[Exercise requirements]
Locate each line in the records containing "marker". Copy it.

Stored items:
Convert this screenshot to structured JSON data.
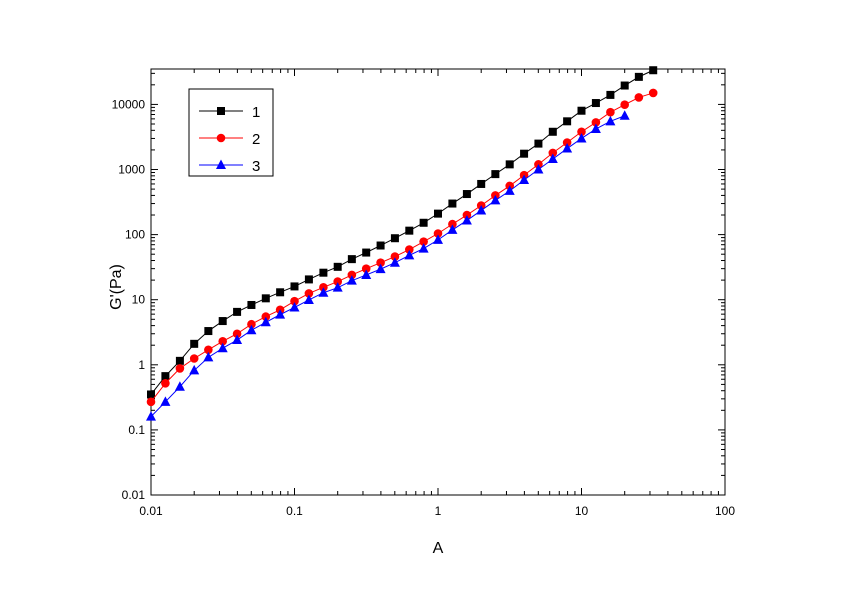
{
  "chart_data": {
    "type": "scatter",
    "xscale": "log",
    "yscale": "log",
    "xlabel": "A",
    "ylabel": "G'(Pa)",
    "xlim": [
      0.01,
      100
    ],
    "ylim": [
      0.01,
      35000
    ],
    "x_ticks": [
      0.01,
      0.1,
      1,
      10,
      100
    ],
    "x_tick_labels": [
      "0.01",
      "0.1",
      "1",
      "10",
      "100"
    ],
    "y_ticks": [
      0.01,
      0.1,
      1,
      10,
      100,
      1000,
      10000
    ],
    "y_tick_labels": [
      "0.01",
      "0.1",
      "1",
      "10",
      "100",
      "1000",
      "10000"
    ],
    "grid": false,
    "legend_position": "top-left",
    "series": [
      {
        "name": "1",
        "color": "#000000",
        "marker": "square",
        "points": [
          [
            0.01,
            0.35
          ],
          [
            0.0126,
            0.67
          ],
          [
            0.0159,
            1.15
          ],
          [
            0.02,
            2.1
          ],
          [
            0.0251,
            3.3
          ],
          [
            0.0316,
            4.7
          ],
          [
            0.0398,
            6.5
          ],
          [
            0.0501,
            8.3
          ],
          [
            0.0631,
            10.5
          ],
          [
            0.0794,
            13.0
          ],
          [
            0.1,
            16.0
          ],
          [
            0.126,
            20.5
          ],
          [
            0.159,
            26.0
          ],
          [
            0.2,
            32.0
          ],
          [
            0.251,
            42.0
          ],
          [
            0.316,
            53.0
          ],
          [
            0.398,
            68.0
          ],
          [
            0.501,
            88.0
          ],
          [
            0.631,
            115
          ],
          [
            0.794,
            152
          ],
          [
            1.0,
            210
          ],
          [
            1.26,
            300
          ],
          [
            1.59,
            420
          ],
          [
            2.0,
            600
          ],
          [
            2.51,
            850
          ],
          [
            3.16,
            1200
          ],
          [
            3.98,
            1750
          ],
          [
            5.01,
            2500
          ],
          [
            6.31,
            3800
          ],
          [
            7.94,
            5500
          ],
          [
            10.0,
            8000
          ],
          [
            12.6,
            10500
          ],
          [
            15.9,
            14000
          ],
          [
            20.0,
            19500
          ],
          [
            25.1,
            26500
          ],
          [
            31.6,
            33500
          ]
        ]
      },
      {
        "name": "2",
        "color": "#ff0000",
        "marker": "circle",
        "points": [
          [
            0.01,
            0.27
          ],
          [
            0.0126,
            0.52
          ],
          [
            0.0159,
            0.88
          ],
          [
            0.02,
            1.25
          ],
          [
            0.0251,
            1.7
          ],
          [
            0.0316,
            2.3
          ],
          [
            0.0398,
            3.0
          ],
          [
            0.0501,
            4.2
          ],
          [
            0.0631,
            5.5
          ],
          [
            0.0794,
            7.0
          ],
          [
            0.1,
            9.5
          ],
          [
            0.126,
            12.5
          ],
          [
            0.159,
            15.5
          ],
          [
            0.2,
            19.0
          ],
          [
            0.251,
            24.0
          ],
          [
            0.316,
            30.0
          ],
          [
            0.398,
            37.0
          ],
          [
            0.501,
            46.0
          ],
          [
            0.631,
            59.0
          ],
          [
            0.794,
            78.0
          ],
          [
            1.0,
            104
          ],
          [
            1.26,
            145
          ],
          [
            1.59,
            200
          ],
          [
            2.0,
            280
          ],
          [
            2.51,
            400
          ],
          [
            3.16,
            560
          ],
          [
            3.98,
            820
          ],
          [
            5.01,
            1200
          ],
          [
            6.31,
            1800
          ],
          [
            7.94,
            2600
          ],
          [
            10.0,
            3800
          ],
          [
            12.6,
            5300
          ],
          [
            15.9,
            7600
          ],
          [
            20.0,
            9900
          ],
          [
            25.1,
            12800
          ],
          [
            31.6,
            15000
          ]
        ]
      },
      {
        "name": "3",
        "color": "#0000ff",
        "marker": "triangle",
        "points": [
          [
            0.01,
            0.16
          ],
          [
            0.0126,
            0.27
          ],
          [
            0.0159,
            0.46
          ],
          [
            0.02,
            0.82
          ],
          [
            0.0251,
            1.3
          ],
          [
            0.0316,
            1.8
          ],
          [
            0.0398,
            2.4
          ],
          [
            0.0501,
            3.4
          ],
          [
            0.0631,
            4.5
          ],
          [
            0.0794,
            5.9
          ],
          [
            0.1,
            7.6
          ],
          [
            0.126,
            9.9
          ],
          [
            0.159,
            12.8
          ],
          [
            0.2,
            15.3
          ],
          [
            0.251,
            19.6
          ],
          [
            0.316,
            24.0
          ],
          [
            0.398,
            29.5
          ],
          [
            0.501,
            37.0
          ],
          [
            0.631,
            48.0
          ],
          [
            0.794,
            61.0
          ],
          [
            1.0,
            83
          ],
          [
            1.26,
            118
          ],
          [
            1.59,
            165
          ],
          [
            2.0,
            235
          ],
          [
            2.51,
            335
          ],
          [
            3.16,
            470
          ],
          [
            3.98,
            690
          ],
          [
            5.01,
            1000
          ],
          [
            6.31,
            1450
          ],
          [
            7.94,
            2100
          ],
          [
            10.0,
            3000
          ],
          [
            12.6,
            4200
          ],
          [
            15.9,
            5500
          ],
          [
            20.0,
            6700
          ]
        ]
      }
    ]
  }
}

[Written response]
        "marker": "square",
        "marker": "circle",
        "marker": "triangle",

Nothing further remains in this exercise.